The key priorities for primary care clinicians in the Scottish Diabetes Improvement Plan.

No one argues, do they, that outcomes in the people we see with diabetes are great. Progress is painfully slow, risking the adoption of a kind of therapeutic nihilism at the sharp end of patient care. Insufficient appointment time, poor patient engagement and complexity of management confront us on a daily basis. Furthermore, we can throw a mental switch and ponder that one in 20 people in the UK have a diagnosis of diabetes, that around 650 000 additional people are undiagnosed, and that the prevalence will hit 5 million by 2025 (Diabetes UK, 2014).

In an era of sophisticated data collection, management and targets, we are regularly confronted by our professional impotence. Who among us has not experienced the highs of a complex case, managed well, to be immediately faced with our next patient, both poorly controlled and poorly engaged? If we do not turn our efforts to this conundrum, we are destined to continue to fail. Our data already tell us this.

The challenge before us remains colossal. In Scotland, as elsewhere, the clinical epidemic is a population-level event, rooted in social inequalities, societal pressures and strained health resources. No surprise then that the Scottish Diabetes Improvement Plan (Scottish Government, 2014) is an astonishing read. The busy primary care health professional is unlikely to be familiar with Quality Improvement Hub, Digital Health Institute or the Innovation Partnership Board. Yet the enormous effort in data crunching and strategic planning, hidden behind the clinical front line, is the only real path to directing research, marshalling resources and, most importantly, engaging with people with diabetes.

Even a comprehensive document such as this acknowledges, by prioritising its aims, that the “holy grail” target of excellent care for all, is, in many senses, a moving one. Eight priorities, then, are offered, with the three most relevant to primary care colleagues discussed below.

## Brief 1
In the commentary on the Scottish Diabetes Improvement Plan, by what year is the prevalence of diabetes expected to reach 5 million?
## Brief 2
In the commentary on the Scottish Diabetes Improvement Plan, update the passage starting at "The key priorities" and ending at "(Diabetes UK, 2014).", replacing "appointment time" with "consultation time".

Excerpts from a dataset
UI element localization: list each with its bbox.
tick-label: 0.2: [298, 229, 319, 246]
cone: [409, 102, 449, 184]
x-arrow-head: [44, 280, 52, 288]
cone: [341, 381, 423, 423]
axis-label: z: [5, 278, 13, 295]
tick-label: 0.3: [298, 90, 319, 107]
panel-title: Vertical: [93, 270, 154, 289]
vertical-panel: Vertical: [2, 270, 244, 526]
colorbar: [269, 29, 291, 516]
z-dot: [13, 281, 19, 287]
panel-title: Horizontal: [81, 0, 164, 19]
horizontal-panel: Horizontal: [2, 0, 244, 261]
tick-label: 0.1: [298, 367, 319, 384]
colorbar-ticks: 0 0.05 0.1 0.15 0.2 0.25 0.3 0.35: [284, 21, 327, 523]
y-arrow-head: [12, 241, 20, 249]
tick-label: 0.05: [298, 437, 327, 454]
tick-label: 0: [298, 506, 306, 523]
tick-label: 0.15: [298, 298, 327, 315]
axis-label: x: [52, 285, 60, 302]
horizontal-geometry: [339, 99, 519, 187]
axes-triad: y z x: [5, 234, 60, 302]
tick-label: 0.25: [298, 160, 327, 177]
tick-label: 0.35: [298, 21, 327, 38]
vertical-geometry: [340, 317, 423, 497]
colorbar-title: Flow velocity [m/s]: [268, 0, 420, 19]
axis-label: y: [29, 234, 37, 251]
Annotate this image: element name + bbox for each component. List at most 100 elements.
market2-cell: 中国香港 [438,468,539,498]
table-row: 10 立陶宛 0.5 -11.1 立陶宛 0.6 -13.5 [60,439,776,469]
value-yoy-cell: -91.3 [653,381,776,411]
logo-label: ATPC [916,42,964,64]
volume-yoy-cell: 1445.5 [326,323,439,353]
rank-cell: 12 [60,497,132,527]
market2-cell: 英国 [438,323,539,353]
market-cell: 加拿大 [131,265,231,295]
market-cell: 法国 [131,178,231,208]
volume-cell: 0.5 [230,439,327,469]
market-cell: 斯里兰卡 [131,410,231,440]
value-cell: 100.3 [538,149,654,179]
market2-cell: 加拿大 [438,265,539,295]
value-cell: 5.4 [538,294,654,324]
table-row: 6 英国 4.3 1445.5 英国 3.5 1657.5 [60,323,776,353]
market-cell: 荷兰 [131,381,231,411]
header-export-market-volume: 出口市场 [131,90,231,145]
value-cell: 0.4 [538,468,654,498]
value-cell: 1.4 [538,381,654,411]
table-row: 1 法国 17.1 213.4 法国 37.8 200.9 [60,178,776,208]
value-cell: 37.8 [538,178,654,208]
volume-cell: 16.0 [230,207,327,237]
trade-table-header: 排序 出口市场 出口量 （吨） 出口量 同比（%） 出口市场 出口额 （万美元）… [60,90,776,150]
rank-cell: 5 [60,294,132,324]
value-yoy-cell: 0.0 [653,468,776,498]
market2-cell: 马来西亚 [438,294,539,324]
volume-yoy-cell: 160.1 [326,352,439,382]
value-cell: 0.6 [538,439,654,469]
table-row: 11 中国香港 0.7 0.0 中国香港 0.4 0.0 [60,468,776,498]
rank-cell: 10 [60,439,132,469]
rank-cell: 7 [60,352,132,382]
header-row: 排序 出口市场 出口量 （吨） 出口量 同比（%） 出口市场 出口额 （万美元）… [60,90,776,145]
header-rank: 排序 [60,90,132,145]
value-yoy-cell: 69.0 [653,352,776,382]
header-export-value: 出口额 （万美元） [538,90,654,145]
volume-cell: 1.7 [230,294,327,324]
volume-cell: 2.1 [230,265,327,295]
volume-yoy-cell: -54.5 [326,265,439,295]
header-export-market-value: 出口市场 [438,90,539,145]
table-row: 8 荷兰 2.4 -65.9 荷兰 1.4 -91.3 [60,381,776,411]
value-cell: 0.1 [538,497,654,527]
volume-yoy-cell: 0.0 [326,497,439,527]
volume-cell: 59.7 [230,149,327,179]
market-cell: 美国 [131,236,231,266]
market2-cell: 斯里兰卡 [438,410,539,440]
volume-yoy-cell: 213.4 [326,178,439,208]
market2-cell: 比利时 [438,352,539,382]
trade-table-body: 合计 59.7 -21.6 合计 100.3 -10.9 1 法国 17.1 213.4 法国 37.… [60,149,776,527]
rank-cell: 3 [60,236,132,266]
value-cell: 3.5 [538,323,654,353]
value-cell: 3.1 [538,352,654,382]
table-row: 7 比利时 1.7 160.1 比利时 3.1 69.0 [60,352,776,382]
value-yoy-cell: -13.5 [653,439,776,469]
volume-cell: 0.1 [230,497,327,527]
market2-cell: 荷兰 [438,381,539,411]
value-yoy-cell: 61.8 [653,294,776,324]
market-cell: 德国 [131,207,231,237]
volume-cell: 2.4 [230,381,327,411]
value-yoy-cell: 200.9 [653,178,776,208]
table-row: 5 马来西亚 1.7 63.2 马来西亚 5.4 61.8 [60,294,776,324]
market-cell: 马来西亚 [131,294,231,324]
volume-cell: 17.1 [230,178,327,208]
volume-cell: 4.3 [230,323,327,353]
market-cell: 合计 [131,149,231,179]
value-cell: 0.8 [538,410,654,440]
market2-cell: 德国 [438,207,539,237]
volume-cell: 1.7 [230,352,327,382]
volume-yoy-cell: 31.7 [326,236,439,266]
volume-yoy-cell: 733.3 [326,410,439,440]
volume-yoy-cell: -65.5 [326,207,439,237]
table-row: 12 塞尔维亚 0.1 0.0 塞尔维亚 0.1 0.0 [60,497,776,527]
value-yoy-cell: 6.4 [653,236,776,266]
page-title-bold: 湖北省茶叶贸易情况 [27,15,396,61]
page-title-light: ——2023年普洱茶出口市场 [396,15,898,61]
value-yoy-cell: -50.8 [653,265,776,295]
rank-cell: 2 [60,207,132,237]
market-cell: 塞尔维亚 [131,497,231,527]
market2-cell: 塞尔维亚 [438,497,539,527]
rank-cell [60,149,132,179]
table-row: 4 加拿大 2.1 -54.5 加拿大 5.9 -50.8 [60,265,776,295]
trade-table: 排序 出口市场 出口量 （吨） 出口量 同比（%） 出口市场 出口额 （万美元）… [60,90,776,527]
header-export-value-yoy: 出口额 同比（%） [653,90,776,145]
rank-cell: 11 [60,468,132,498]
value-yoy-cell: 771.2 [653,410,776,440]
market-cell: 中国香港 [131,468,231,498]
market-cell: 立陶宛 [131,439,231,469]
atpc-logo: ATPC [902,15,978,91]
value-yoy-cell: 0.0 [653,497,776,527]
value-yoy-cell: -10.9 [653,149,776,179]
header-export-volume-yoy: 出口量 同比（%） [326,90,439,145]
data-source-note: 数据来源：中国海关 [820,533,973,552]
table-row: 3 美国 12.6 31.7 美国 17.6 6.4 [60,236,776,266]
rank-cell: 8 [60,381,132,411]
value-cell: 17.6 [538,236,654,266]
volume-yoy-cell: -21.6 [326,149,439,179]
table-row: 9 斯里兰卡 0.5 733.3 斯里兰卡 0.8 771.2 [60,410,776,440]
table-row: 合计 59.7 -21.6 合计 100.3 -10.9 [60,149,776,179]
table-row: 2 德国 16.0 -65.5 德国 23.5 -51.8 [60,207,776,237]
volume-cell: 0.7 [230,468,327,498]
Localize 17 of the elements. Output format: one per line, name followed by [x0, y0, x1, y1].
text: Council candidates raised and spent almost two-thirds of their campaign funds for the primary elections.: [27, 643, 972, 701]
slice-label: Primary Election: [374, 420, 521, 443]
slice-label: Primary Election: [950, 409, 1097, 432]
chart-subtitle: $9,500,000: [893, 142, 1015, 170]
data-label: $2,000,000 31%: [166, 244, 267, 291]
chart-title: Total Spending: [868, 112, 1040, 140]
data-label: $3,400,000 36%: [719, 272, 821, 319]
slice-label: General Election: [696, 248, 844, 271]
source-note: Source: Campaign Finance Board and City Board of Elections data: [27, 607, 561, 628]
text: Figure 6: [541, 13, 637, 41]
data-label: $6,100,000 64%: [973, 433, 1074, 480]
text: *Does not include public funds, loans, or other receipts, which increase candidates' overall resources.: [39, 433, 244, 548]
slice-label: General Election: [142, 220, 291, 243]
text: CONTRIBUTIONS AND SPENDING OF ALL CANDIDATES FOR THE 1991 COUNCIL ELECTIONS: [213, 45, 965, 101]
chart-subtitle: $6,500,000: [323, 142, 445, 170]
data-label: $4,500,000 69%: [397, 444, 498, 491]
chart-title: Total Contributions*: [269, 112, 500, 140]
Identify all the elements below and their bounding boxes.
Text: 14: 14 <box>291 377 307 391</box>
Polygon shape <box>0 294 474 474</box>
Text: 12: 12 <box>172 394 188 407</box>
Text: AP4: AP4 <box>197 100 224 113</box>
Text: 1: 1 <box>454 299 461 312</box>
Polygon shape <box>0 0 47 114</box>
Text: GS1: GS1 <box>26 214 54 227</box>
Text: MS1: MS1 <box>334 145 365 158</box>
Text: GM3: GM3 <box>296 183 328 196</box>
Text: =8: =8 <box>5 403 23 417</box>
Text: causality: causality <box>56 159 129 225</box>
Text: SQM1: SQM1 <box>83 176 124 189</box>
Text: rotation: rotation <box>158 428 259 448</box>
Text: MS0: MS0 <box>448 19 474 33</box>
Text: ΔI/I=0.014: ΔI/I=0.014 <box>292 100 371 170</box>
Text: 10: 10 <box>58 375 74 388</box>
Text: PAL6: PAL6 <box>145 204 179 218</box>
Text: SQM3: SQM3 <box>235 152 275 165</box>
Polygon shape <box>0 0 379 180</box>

## Expected answer 1
By 2025.

## Expected answer 2
The key priorities for primary care clinicians in the Scottish Diabetes Improvement Plan.

No one argues, do they, that outcomes in the people we see with diabetes are great. Progress is painfully slow, risking the adoption of a kind of therapeutic nihilism at the sharp end of patient care. Insufficient consultation time, poor patient engagement and complexity of management confront us on a daily basis. Furthermore, we can throw a mental switch and ponder that one in 20 people in the UK have a diagnosis of diabetes, that around 650 000 additional people are undiagnosed, and that the prevalence will hit 5 million by 2025 (Diabetes UK, 2014).